[Document extract Boundary: Start]

When you have eaten, feed your spirits

Photo credit: TASS/Konstantin LemeshevPhoto credit: TASS/Konstantin Lemeshev

Alaskan and Chukotkan Eskimos are linked by numerous blood ties, but their religious beliefs are different. The Alaskan Eskimos have been converted to Christianity, whereas many Eskimos of the Chukotkan coast identify as pagans. They profess animism, a belief that every object – stones, grass and the earth itself – has a soul.

The spirits of their ancestors and of the land are a constant, invisible presence in their lives. Differences in religious beliefs often lead to conflicts between Alaskan and Chukotkan Eskimos. The former berate their neighbors for worshiping demons, whereas the latter resent the Alaskans for abandoning the faith of their common ancestors.

The daily life of Chukotkan Eskimos includes feeding spirits as a necessary activity.  Whenever an Eskimo is eating, he or she throws a tiny bit of food into the air, or spills a drop of tea. This ritual is called akh-k-yshak (or akh-k-uak) – ‘everyday offering.’

Eskimos believe that in the afterlife, people need food as well. If they pass an abandoned village, they feed the local spirits, the souls of the people who used to live there.

When an Eskimo asks the spirits to cure a disease or begs for good weather, so as to fly to the mainland, he or she throws beads into the air as a ritual offering to the spirits.

Photo credit: TASS/Valentin KuzminPhoto credit: TASS/Valentin Kuzmin

The exotic religious outlook of Chukotkan Eskimos is reflected in their folk tales, strange to a European reader, but fascinatingly beautiful. In their universe, there are no borders between culture and nature, animals and people, the dead and the living: A man turns into a wolf or a seal, marries a wolverine or gets kidnapped by a raven.

[Document extract Boundary: End]
[Dataset content Boundary: Start]

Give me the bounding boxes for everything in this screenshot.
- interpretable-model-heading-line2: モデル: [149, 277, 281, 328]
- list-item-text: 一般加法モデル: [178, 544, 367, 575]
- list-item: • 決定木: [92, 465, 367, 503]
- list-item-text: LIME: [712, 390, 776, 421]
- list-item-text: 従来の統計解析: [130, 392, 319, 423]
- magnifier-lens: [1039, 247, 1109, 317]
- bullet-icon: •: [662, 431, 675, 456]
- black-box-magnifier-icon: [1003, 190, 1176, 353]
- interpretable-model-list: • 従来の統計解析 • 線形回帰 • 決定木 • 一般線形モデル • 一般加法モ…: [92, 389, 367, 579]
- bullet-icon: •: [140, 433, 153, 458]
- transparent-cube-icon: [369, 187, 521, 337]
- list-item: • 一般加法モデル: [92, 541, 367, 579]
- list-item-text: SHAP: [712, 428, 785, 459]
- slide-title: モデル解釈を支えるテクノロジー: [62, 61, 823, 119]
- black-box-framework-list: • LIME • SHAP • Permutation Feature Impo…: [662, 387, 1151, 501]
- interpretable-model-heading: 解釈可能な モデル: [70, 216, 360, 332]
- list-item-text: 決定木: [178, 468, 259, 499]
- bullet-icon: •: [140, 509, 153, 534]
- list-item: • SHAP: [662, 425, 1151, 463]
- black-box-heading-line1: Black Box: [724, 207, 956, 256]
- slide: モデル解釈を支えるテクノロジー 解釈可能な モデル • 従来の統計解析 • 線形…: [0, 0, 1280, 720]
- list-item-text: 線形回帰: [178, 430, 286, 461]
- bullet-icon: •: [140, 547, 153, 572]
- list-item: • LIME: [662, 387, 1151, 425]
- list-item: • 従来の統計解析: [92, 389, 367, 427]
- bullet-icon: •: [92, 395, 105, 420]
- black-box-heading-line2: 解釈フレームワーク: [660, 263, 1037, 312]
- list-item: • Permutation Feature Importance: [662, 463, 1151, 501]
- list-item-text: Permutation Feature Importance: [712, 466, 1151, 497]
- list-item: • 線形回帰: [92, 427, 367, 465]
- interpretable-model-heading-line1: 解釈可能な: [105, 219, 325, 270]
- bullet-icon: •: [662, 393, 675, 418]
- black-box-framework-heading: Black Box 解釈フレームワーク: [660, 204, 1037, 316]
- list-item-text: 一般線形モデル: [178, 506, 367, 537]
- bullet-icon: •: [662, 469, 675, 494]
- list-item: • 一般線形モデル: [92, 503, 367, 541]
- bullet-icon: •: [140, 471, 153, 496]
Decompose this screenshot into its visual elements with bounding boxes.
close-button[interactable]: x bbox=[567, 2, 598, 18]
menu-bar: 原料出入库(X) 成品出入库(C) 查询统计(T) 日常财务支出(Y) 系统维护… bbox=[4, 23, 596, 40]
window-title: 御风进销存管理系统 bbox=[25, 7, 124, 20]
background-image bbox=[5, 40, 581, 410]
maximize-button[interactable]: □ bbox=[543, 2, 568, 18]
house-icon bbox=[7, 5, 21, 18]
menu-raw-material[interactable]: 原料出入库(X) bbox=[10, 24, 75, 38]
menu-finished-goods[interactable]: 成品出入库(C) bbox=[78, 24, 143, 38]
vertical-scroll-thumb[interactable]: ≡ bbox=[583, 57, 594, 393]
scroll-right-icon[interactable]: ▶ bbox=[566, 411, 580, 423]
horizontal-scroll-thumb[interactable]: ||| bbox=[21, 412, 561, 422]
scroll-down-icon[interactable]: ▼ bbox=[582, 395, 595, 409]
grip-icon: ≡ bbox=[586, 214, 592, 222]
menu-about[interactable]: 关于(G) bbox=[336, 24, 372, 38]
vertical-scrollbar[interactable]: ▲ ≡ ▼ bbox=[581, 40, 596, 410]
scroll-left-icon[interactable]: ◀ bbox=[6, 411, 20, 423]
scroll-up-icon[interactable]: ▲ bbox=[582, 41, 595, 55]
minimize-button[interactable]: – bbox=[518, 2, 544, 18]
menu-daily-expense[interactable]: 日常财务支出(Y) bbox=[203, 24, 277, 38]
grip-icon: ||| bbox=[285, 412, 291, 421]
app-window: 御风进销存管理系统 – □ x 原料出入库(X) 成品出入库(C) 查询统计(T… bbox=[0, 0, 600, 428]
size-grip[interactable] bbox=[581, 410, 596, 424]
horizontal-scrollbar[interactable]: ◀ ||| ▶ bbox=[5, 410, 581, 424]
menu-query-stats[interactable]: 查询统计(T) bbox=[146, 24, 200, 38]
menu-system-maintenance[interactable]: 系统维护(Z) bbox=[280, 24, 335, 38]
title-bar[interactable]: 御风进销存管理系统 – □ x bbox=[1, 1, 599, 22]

[Dataset content Boundary: End]

Assigned task A
In the article on Chukotkan Eskimo beliefs, what is the name of the ritual of throwing a tiny bit of food into the air or spilling a drop of tea while eating?
Assigned task B
Decide whether each statement agrees with the article on Chukotkan Eskimo beliefs, and quote the words that decide it: (i) The Alaskan Eskimos have become Christians. (ii) Eskimos believe people do not need food in the afterlife. (iii) When asking the spirits for good weather, an Eskimo throws beads into the air.
Assigned task C
Pick up the article on Chukotkan Eskimo beliefs after its last sentence and continue it.

Task output A
Akh-k-yshak (or akh-k-uak), meaning "everyday offering."

Task output B
(i) Yes: "The Alaskan Eskimos have been converted to Christianity"
(ii) No: "Eskimos believe that in the afterlife, people need food as well."
(iii) Yes: "he or she throws beads into the air as a ritual offering to the spirits."

Task output C
‘The worldview of indigenous peoples is not an alternative interpretation of the world as we see it; it is a different reality altogether, where the barrier between nature and culture is nonexistent. The world of animals, plants and the elements of nature blends with the world of humans, and vice versa,’ explains Dmitry Oparin, an ethnologist at Moscow State University.
 

Traditional cooking for the stout-hearted

Photo credit: Vostock-PhotoPhoto credit: Vostock-Photo

Eskimos are one of the few peoples in Russia who are authorized to hunt sea mammals. They are allowed to harpoon three to five whales a year and to shoot ringed seals, walruses and bearded seals.

One of the local delicacies is strongly fermented, semi-rotten walrus meat. Another delicacy is mantak – raw walrus fat and skin. Eskimos also eat raw tracheas, hearts and livers of walruses and seal meat.

Meat is procured by hunters, but hunter families share it with their relatives. Others buy or borrow meat from hunters. Deer meat is bought from Chukotkan deer herders.

Eskimos enrich their diet by foraging. Berries and plants are an important source of vitamins. Crowberries (berries of an evergreen shrub) are stored frozen and used as stuffing for duck stomach, as garnish for rabbit meat or in jams. A dish particularly rich in vitamin С is nunivak – pickled, frozen golden root leaves. 
 

Keeping traditions is a hunter's responsibility

Photo credit: Legion-MediaPhoto credit: Legion-Media

The traditional Eskimo ways are maintained by hunters' families. In their speech, they use Eskimo hunting terms and expressions; they know sacred places and the territory of the tundra; they cook traditional food and perform ritual practices to ensure the spirits' benevolence with regard to their occupation.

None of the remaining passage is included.